# START OF Material to process

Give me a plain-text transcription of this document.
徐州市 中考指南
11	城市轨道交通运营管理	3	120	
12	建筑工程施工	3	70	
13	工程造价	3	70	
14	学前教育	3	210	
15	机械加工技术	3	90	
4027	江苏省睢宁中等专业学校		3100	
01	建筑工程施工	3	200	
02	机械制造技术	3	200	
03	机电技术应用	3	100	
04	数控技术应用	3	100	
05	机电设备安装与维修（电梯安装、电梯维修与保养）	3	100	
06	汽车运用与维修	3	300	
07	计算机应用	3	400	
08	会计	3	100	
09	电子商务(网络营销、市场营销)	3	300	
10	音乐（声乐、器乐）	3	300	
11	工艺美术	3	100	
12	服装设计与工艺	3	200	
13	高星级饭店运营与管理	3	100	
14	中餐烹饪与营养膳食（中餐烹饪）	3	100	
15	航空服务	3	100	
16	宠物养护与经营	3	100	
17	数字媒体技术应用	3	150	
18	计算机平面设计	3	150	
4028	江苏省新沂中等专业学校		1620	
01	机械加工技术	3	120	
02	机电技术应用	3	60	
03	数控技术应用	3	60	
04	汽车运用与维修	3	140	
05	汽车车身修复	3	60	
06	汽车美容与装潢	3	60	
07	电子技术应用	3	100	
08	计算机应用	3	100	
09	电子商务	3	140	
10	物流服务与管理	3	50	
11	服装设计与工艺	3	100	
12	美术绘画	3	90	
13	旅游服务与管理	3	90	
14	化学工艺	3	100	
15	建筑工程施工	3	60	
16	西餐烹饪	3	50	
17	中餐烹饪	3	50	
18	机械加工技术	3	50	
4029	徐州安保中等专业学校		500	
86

# END OF Material to process

> _Written instruction_
Retype the material above, line by line, exactly.

> _Exercise response_
Give me a plain-text transcription of this document.
徐州市 中考指南
11	城市轨道交通运营管理	3	120	
12	建筑工程施工	3	70	
13	工程造价	3	70	
14	学前教育	3	210	
15	机械加工技术	3	90	
4027	江苏省睢宁中等专业学校		3100	
01	建筑工程施工	3	200	
02	机械制造技术	3	200	
03	机电技术应用	3	100	
04	数控技术应用	3	100	
05	机电设备安装与维修（电梯安装、电梯维修与保养）	3	100	
06	汽车运用与维修	3	300	
07	计算机应用	3	400	
08	会计	3	100	
09	电子商务(网络营销、市场营销)	3	300	
10	音乐（声乐、器乐）	3	300	
11	工艺美术	3	100	
12	服装设计与工艺	3	200	
13	高星级饭店运营与管理	3	100	
14	中餐烹饪与营养膳食（中餐烹饪）	3	100	
15	航空服务	3	100	
16	宠物养护与经营	3	100	
17	数字媒体技术应用	3	150	
18	计算机平面设计	3	150	
4028	江苏省新沂中等专业学校		1620	
01	机械加工技术	3	120	
02	机电技术应用	3	60	
03	数控技术应用	3	60	
04	汽车运用与维修	3	140	
05	汽车车身修复	3	60	
06	汽车美容与装潢	3	60	
07	电子技术应用	3	100	
08	计算机应用	3	100	
09	电子商务	3	140	
10	物流服务与管理	3	50	
11	服装设计与工艺	3	100	
12	美术绘画	3	90	
13	旅游服务与管理	3	90	
14	化学工艺	3	100	
15	建筑工程施工	3	60	
16	西餐烹饪	3	50	
17	中餐烹饪	3	50	
18	机械加工技术	3	50	
4029	徐州安保中等专业学校		500	
86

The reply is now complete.